**Do this**
Repeat each line word for word.
········
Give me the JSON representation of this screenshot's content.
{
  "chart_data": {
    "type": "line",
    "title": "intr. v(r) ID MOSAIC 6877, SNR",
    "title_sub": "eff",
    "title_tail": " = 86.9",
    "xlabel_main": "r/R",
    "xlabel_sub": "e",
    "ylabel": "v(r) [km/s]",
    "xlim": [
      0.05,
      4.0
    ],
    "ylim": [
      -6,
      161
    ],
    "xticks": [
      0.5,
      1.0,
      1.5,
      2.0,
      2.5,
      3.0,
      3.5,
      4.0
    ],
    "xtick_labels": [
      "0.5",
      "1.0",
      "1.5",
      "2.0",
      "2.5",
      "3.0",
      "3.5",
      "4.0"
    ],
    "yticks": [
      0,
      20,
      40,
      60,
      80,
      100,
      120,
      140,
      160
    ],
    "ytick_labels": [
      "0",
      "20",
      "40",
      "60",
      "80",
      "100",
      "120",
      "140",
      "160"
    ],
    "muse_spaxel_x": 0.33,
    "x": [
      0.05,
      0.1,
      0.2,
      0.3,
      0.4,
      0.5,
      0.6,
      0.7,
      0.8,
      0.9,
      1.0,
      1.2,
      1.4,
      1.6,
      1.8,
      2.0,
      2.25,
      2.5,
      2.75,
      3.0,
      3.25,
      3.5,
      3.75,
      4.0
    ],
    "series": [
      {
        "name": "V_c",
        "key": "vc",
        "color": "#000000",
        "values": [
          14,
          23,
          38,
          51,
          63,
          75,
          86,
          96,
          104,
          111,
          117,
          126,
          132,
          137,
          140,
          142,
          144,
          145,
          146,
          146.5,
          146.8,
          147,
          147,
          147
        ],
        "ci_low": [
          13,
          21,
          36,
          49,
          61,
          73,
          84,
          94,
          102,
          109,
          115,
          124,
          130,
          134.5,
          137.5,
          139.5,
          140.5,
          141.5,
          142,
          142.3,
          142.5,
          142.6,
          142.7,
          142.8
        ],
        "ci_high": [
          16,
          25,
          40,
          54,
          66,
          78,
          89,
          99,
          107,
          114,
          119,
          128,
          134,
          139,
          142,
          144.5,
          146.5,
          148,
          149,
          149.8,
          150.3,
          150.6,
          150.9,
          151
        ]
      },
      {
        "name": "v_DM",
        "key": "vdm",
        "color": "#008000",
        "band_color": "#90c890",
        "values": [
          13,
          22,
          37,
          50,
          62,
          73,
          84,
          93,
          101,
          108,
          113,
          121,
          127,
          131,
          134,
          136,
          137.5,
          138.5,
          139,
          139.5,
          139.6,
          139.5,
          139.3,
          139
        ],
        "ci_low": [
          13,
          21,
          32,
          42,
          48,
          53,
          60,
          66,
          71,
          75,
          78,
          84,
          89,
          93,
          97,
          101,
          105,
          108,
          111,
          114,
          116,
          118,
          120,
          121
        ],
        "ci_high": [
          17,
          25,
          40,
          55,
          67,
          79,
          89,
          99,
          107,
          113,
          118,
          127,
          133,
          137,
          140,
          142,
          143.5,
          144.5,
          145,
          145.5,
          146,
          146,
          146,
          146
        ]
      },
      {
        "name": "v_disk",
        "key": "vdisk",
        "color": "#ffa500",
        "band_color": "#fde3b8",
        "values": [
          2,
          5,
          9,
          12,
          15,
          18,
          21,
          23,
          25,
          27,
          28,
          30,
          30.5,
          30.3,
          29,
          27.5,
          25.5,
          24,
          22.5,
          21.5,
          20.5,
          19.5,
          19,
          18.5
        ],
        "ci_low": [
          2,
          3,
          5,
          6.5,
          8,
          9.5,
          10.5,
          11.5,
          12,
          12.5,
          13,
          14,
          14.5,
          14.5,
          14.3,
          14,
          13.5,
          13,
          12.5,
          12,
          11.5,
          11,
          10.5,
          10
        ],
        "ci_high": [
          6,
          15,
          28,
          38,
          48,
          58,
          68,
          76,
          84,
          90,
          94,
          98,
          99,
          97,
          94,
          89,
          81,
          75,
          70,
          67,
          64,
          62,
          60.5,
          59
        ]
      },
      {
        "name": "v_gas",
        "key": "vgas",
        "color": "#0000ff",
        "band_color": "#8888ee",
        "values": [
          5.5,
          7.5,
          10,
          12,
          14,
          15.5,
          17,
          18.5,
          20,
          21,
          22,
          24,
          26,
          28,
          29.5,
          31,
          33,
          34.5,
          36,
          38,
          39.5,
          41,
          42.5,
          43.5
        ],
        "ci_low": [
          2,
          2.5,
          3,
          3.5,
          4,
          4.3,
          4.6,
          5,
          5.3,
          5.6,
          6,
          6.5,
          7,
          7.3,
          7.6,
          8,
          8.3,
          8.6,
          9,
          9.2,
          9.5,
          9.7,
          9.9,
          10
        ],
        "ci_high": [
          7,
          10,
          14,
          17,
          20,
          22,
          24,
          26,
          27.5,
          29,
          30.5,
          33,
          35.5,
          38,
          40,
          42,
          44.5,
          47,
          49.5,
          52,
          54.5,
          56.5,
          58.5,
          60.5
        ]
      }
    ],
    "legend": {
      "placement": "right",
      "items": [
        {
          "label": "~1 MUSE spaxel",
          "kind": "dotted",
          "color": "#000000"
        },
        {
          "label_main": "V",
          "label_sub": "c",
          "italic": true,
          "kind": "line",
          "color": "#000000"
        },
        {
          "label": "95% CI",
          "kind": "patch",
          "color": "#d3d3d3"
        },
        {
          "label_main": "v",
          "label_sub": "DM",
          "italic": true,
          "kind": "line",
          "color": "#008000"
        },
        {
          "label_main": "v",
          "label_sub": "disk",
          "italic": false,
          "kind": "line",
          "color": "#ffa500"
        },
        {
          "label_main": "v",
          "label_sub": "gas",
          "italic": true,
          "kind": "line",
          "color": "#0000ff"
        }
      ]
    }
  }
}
········
**Output for this exercise**
Give me the JSON representation of this screenshot's content.
{
  "chart_data": {
    "type": "line",
    "title": "intr. v(r) ID MOSAIC 6877, SNR",
    "title_sub": "eff",
    "title_tail": " = 86.9",
    "xlabel_main": "r/R",
    "xlabel_sub": "e",
    "ylabel": "v(r) [km/s]",
    "xlim": [
      0.05,
      4.0
    ],
    "ylim": [
      -6,
      161
    ],
    "xticks": [
      0.5,
      1.0,
      1.5,
      2.0,
      2.5,
      3.0,
      3.5,
      4.0
    ],
    "xtick_labels": [
      "0.5",
      "1.0",
      "1.5",
      "2.0",
      "2.5",
      "3.0",
      "3.5",
      "4.0"
    ],
    "yticks": [
      0,
      20,
      40,
      60,
      80,
      100,
      120,
      140,
      160
    ],
    "ytick_labels": [
      "0",
      "20",
      "40",
      "60",
      "80",
      "100",
      "120",
      "140",
      "160"
    ],
    "muse_spaxel_x": 0.33,
    "x": [
      0.05,
      0.1,
      0.2,
      0.3,
      0.4,
      0.5,
      0.6,
      0.7,
      0.8,
      0.9,
      1.0,
      1.2,
      1.4,
      1.6,
      1.8,
      2.0,
      2.25,
      2.5,
      2.75,
      3.0,
      3.25,
      3.5,
      3.75,
      4.0
    ],
    "series": [
      {
        "name": "V_c",
        "key": "vc",
        "color": "#000000",
        "values": [
          14,
          23,
          38,
          51,
          63,
          75,
          86,
          96,
          104,
          111,
          117,
          126,
          132,
          137,
          140,
          142,
          144,
          145,
          146,
          146.5,
          146.8,
          147,
          147,
          147
        ],
        "ci_low": [
          13,
          21,
          36,
          49,
          61,
          73,
          84,
          94,
          102,
          109,
          115,
          124,
          130,
          134.5,
          137.5,
          139.5,
          140.5,
          141.5,
          142,
          142.3,
          142.5,
          142.6,
          142.7,
          142.8
        ],
        "ci_high": [
          16,
          25,
          40,
          54,
          66,
          78,
          89,
          99,
          107,
          114,
          119,
          128,
          134,
          139,
          142,
          144.5,
          146.5,
          148,
          149,
          149.8,
          150.3,
          150.6,
          150.9,
          151
        ]
      },
      {
        "name": "v_DM",
        "key": "vdm",
        "color": "#008000",
        "band_color": "#90c890",
        "values": [
          13,
          22,
          37,
          50,
          62,
          73,
          84,
          93,
          101,
          108,
          113,
          121,
          127,
          131,
          134,
          136,
          137.5,
          138.5,
          139,
          139.5,
          139.6,
          139.5,
          139.3,
          139
        ],
        "ci_low": [
          13,
          21,
          32,
          42,
          48,
          53,
          60,
          66,
          71,
          75,
          78,
          84,
          89,
          93,
          97,
          101,
          105,
          108,
          111,
          114,
          116,
          118,
          120,
          121
        ],
        "ci_high": [
          17,
          25,
          40,
          55,
          67,
          79,
          89,
          99,
          107,
          113,
          118,
          127,
          133,
          137,
          140,
          142,
          143.5,
          144.5,
          145,
          145.5,
          146,
          146,
          146,
          146
        ]
      },
      {
        "name": "v_disk",
        "key": "vdisk",
        "color": "#ffa500",
        "band_color": "#fde3b8",
        "values": [
          2,
          5,
          9,
          12,
          15,
          18,
          21,
          23,
          25,
          27,
          28,
          30,
          30.5,
          30.3,
          29,
          27.5,
          25.5,
          24,
          22.5,
          21.5,
          20.5,
          19.5,
          19,
          18.5
        ],
        "ci_low": [
          2,
          3,
          5,
          6.5,
          8,
          9.5,
          10.5,
          11.5,
          12,
          12.5,
          13,
          14,
          14.5,
          14.5,
          14.3,
          14,
          13.5,
          13,
          12.5,
          12,
          11.5,
          11,
          10.5,
          10
        ],
        "ci_high": [
          6,
          15,
          28,
          38,
          48,
          58,
          68,
          76,
          84,
          90,
          94,
          98,
          99,
          97,
          94,
          89,
          81,
          75,
          70,
          67,
          64,
          62,
          60.5,
          59
        ]
      },
      {
        "name": "v_gas",
        "key": "vgas",
        "color": "#0000ff",
        "band_color": "#8888ee",
        "values": [
          5.5,
          7.5,
          10,
          12,
          14,
          15.5,
          17,
          18.5,
          20,
          21,
          22,
          24,
          26,
          28,
          29.5,
          31,
          33,
          34.5,
          36,
          38,
          39.5,
          41,
          42.5,
          43.5
        ],
        "ci_low": [
          2,
          2.5,
          3,
          3.5,
          4,
          4.3,
          4.6,
          5,
          5.3,
          5.6,
          6,
          6.5,
          7,
          7.3,
          7.6,
          8,
          8.3,
          8.6,
          9,
          9.2,
          9.5,
          9.7,
          9.9,
          10
        ],
        "ci_high": [
          7,
          10,
          14,
          17,
          20,
          22,
          24,
          26,
          27.5,
          29,
          30.5,
          33,
          35.5,
          38,
          40,
          42,
          44.5,
          47,
          49.5,
          52,
          54.5,
          56.5,
          58.5,
          60.5
        ]
      }
    ],
    "legend": {
      "placement": "right",
      "items": [
        {
          "label": "~1 MUSE spaxel",
          "kind": "dotted",
          "color": "#000000"
        },
        {
          "label_main": "V",
          "label_sub": "c",
          "italic": true,
          "kind": "line",
          "color": "#000000"
        },
        {
          "label": "95% CI",
          "kind": "patch",
          "color": "#d3d3d3"
        },
        {
          "label_main": "v",
          "label_sub": "DM",
          "italic": true,
          "kind": "line",
          "color": "#008000"
        },
        {
          "label_main": "v",
          "label_sub": "disk",
          "italic": false,
          "kind": "line",
          "color": "#ffa500"
        },
        {
          "label_main": "v",
          "label_sub": "gas",
          "italic": true,
          "kind": "line",
          "color": "#0000ff"
        }
      ]
    }
  }
}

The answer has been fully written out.